# Goal:
Among the records below, find each line that includes the string "naprijed" and copy it.

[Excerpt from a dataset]
_ _ _ _ _ _ _

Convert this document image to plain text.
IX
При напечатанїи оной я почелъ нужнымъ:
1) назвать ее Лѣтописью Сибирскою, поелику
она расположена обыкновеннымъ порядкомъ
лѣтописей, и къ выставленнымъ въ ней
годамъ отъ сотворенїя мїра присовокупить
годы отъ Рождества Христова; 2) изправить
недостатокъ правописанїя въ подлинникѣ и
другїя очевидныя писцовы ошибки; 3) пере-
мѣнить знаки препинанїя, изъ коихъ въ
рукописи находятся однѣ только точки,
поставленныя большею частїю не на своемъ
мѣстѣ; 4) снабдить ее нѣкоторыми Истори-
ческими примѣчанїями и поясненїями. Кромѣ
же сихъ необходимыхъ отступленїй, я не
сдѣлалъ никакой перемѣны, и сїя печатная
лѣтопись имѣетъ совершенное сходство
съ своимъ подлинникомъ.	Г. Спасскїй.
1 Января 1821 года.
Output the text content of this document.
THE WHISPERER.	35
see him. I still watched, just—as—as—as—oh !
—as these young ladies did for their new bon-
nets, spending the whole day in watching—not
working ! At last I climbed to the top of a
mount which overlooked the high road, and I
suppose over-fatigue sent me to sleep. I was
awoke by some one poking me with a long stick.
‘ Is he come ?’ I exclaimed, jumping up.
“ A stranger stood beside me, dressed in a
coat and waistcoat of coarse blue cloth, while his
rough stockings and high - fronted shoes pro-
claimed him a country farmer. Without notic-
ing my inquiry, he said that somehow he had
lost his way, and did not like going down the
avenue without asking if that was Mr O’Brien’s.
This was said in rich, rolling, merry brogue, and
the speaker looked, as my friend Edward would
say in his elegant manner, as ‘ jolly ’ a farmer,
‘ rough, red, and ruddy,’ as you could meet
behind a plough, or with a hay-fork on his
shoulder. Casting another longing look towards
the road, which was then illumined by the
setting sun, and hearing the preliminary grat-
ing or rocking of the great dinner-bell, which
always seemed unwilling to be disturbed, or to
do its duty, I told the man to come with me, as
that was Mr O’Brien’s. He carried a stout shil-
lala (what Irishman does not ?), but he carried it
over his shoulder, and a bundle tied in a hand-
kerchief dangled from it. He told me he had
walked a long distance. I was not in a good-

_ _ _ _ _ _ _

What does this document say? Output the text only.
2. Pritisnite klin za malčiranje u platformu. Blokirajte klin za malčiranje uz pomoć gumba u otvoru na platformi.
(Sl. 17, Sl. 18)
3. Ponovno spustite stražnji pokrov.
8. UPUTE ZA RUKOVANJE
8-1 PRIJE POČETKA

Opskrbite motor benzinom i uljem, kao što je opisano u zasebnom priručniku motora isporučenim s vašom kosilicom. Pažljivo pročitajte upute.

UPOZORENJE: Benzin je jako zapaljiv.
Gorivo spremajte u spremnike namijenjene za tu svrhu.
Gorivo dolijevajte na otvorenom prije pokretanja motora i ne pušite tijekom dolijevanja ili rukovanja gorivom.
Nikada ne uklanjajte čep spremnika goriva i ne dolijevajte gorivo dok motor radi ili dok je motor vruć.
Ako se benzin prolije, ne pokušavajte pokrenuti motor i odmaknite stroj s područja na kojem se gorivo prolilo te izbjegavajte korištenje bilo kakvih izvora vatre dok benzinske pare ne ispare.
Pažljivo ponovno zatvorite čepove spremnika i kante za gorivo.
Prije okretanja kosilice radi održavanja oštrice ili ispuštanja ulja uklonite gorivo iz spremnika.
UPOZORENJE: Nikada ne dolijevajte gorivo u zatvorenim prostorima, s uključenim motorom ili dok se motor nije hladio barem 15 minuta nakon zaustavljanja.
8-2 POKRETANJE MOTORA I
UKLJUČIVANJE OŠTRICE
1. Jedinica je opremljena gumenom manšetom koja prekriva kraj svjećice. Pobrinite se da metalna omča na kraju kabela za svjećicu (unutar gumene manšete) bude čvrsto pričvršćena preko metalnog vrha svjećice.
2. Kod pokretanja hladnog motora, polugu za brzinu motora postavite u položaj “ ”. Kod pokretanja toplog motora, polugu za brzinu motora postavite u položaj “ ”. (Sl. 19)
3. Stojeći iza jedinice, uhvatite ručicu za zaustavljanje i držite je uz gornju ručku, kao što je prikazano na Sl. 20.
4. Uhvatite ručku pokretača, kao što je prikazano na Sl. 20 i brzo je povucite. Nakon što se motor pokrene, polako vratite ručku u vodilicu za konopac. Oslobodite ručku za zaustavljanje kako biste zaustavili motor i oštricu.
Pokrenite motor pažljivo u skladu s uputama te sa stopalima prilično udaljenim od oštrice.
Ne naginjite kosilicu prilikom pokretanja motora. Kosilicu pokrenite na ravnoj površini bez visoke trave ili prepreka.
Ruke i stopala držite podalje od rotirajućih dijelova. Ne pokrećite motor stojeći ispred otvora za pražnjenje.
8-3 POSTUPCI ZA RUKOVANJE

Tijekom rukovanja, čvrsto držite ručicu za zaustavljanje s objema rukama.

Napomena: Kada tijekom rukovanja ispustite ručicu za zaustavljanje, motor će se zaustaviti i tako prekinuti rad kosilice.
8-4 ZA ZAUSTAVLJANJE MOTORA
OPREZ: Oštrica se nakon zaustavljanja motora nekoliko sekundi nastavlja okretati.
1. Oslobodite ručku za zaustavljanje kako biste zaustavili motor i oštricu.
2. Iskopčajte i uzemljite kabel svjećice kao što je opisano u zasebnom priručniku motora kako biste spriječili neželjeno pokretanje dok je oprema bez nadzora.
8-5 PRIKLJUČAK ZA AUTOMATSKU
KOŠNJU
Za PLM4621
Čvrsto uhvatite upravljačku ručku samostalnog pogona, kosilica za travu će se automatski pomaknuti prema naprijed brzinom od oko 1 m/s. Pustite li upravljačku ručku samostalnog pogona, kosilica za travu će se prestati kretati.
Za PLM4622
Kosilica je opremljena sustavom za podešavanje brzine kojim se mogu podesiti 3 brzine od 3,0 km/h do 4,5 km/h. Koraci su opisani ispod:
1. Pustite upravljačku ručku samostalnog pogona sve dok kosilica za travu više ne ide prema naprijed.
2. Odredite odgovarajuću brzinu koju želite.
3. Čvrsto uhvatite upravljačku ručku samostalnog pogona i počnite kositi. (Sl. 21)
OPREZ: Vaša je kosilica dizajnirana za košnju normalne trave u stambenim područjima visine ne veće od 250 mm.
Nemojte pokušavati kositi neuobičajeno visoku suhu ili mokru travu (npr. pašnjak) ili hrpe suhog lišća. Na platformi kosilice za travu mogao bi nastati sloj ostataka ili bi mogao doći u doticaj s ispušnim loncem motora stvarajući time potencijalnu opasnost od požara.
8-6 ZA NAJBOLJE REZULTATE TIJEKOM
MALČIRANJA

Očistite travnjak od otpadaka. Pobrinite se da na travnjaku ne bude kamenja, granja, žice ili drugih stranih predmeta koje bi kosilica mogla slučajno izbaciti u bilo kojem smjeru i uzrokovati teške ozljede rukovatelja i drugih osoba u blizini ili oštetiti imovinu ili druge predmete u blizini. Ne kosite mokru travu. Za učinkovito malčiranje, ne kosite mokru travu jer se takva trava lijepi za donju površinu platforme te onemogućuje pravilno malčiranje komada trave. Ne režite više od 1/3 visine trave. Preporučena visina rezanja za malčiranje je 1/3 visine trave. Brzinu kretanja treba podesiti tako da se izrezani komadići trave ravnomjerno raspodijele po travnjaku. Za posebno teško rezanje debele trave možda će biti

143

_ _ _ _ _ _ _

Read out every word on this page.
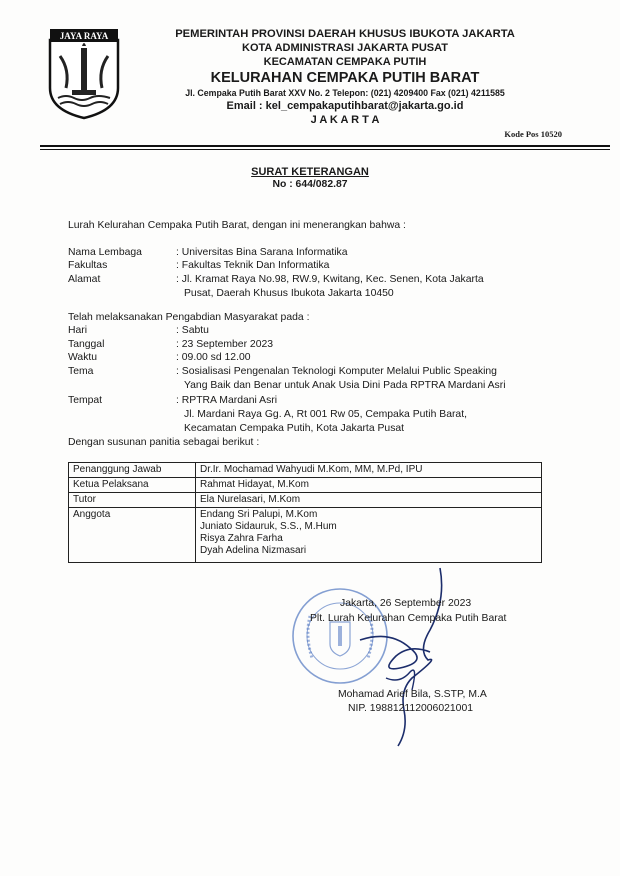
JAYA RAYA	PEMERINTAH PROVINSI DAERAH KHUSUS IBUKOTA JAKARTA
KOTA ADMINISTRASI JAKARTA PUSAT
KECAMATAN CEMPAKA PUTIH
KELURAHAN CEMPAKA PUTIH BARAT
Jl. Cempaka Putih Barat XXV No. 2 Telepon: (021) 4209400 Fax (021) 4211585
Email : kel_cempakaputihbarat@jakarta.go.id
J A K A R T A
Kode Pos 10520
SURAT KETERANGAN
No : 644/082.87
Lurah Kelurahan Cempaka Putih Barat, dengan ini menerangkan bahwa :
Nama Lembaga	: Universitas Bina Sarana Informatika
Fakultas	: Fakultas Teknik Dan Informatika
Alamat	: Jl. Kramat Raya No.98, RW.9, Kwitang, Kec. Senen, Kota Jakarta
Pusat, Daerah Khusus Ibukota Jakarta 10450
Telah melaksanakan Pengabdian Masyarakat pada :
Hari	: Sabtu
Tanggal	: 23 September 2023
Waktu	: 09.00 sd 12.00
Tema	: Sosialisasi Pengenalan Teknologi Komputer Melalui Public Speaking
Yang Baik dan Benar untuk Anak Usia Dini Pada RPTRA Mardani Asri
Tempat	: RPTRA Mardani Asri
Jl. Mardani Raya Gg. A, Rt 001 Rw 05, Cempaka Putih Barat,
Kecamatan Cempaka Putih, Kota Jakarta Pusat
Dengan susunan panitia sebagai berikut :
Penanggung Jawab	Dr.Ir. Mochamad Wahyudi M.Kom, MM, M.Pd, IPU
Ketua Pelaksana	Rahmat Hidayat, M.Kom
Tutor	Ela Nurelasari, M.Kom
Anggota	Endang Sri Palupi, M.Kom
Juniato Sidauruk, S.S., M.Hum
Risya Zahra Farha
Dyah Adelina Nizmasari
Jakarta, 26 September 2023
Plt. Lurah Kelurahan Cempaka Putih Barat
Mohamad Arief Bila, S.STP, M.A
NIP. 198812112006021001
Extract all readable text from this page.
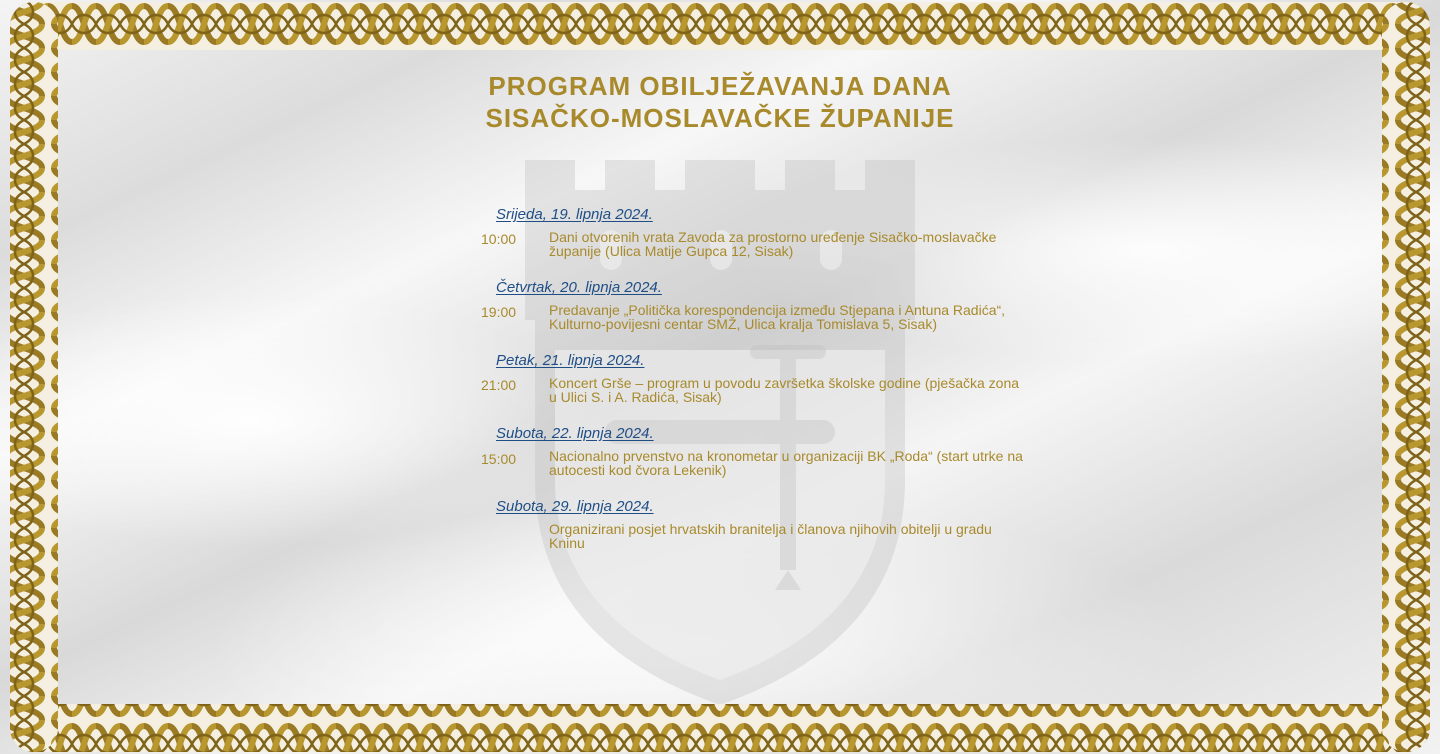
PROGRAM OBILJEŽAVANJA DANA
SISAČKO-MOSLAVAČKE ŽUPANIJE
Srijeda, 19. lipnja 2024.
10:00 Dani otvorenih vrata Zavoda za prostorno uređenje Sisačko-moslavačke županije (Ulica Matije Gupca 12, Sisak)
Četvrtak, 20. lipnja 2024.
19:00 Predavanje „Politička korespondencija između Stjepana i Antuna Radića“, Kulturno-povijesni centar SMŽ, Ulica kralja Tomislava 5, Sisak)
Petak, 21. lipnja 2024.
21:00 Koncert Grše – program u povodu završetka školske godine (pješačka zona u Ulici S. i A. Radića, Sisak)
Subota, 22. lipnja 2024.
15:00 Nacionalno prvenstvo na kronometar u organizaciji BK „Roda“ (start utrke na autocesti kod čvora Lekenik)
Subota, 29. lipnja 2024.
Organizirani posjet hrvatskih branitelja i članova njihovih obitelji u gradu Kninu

_ _ _ _ _ _ _

# Exercise answer:
Čvrsto uhvatite upravljačku ručku samostalnog pogona, kosilica za travu će se automatski pomaknuti prema naprijed brzinom od oko 1 m/s. Pustite li upravljačku ručku samostalnog pogona, kosilica za travu će se prestati kretati.
1. Pustite upravljačku ručku samostalnog pogona sve dok kosilica za travu više ne ide prema naprijed.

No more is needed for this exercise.